Go through each line of the records below and count those with the word "terrestrial". Give only the count.

# Start of Data shown

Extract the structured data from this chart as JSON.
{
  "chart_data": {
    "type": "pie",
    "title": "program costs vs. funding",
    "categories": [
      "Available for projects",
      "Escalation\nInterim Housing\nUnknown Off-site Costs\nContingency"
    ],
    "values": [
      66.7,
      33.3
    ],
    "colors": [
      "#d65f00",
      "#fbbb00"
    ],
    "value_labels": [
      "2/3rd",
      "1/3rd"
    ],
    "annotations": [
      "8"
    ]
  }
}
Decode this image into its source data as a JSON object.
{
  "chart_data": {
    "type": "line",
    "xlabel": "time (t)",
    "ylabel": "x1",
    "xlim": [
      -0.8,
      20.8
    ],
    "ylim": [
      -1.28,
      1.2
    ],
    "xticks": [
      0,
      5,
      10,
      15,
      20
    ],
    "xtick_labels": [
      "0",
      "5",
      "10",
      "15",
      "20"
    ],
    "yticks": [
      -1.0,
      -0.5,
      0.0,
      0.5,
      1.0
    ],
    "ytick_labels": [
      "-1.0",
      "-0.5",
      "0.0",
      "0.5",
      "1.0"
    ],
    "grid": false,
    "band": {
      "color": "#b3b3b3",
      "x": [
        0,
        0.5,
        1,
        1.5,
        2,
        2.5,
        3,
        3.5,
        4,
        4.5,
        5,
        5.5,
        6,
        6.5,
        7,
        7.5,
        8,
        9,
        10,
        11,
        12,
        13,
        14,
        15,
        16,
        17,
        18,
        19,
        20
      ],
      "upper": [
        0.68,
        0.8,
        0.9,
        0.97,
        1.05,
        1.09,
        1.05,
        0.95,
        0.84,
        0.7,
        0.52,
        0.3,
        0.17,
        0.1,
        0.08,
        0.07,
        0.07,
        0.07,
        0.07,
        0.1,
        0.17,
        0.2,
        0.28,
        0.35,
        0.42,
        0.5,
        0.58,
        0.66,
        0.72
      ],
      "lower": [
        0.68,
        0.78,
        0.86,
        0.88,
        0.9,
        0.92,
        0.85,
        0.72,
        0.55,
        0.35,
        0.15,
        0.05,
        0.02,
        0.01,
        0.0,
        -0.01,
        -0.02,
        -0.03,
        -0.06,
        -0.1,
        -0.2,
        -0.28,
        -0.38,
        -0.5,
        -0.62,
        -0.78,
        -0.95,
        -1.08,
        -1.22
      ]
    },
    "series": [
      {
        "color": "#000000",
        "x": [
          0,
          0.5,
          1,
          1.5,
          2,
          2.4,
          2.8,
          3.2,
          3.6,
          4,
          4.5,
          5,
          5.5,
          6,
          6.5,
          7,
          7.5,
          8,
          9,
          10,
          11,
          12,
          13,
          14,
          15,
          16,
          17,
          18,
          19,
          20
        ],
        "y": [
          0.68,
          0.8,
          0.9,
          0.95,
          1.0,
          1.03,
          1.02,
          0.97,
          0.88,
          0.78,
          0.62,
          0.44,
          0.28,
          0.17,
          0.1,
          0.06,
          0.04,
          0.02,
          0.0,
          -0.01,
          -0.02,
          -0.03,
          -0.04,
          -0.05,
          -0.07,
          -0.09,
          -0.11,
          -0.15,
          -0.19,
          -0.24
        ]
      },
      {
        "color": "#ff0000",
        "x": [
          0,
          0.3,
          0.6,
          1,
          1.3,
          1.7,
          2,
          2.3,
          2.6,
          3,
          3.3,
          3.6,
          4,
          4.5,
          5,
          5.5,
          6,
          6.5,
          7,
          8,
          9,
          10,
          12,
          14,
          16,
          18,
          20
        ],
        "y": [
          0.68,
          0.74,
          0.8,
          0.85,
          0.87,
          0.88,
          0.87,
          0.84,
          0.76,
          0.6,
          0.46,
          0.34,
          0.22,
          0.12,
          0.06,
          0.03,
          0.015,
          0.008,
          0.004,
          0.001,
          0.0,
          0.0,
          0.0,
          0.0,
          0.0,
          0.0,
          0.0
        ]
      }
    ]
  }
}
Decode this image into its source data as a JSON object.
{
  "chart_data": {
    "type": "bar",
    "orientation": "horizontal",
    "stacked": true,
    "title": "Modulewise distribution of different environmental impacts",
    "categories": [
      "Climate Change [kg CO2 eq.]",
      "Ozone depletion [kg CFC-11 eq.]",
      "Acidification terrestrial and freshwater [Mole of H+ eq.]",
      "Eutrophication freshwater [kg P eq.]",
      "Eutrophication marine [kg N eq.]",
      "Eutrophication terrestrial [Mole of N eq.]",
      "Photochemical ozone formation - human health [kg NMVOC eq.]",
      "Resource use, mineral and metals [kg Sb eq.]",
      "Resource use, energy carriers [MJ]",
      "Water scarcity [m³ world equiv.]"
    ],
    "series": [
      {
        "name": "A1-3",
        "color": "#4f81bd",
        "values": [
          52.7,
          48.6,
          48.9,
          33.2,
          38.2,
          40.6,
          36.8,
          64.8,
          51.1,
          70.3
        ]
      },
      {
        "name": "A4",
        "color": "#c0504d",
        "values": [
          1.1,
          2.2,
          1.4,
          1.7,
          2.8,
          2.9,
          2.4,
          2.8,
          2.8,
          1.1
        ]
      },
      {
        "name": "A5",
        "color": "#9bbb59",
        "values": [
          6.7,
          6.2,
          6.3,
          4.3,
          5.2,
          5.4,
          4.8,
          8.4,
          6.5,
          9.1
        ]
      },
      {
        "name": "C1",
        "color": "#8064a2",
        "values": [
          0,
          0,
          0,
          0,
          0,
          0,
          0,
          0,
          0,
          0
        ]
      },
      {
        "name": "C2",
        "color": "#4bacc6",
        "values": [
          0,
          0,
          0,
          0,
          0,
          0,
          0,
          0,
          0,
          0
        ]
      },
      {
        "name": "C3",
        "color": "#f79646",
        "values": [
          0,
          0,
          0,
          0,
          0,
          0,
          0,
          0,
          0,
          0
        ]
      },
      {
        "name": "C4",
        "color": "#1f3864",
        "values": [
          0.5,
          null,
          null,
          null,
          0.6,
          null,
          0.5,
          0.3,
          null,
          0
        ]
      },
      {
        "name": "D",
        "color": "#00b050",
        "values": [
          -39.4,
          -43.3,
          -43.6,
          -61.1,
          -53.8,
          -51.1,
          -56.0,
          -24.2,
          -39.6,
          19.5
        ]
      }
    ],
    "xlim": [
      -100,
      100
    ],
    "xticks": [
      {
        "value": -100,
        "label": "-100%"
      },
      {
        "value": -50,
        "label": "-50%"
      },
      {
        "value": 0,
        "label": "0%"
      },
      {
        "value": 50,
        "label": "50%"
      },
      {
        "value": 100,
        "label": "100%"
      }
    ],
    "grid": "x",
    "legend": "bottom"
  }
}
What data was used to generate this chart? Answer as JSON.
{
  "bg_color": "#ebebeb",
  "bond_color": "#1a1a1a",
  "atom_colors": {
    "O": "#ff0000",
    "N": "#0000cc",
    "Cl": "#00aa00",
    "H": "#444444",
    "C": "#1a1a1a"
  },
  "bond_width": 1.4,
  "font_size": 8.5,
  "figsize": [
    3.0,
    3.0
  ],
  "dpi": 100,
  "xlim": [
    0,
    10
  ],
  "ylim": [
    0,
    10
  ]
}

# End of Data shown

▶ **Answer to the task**
2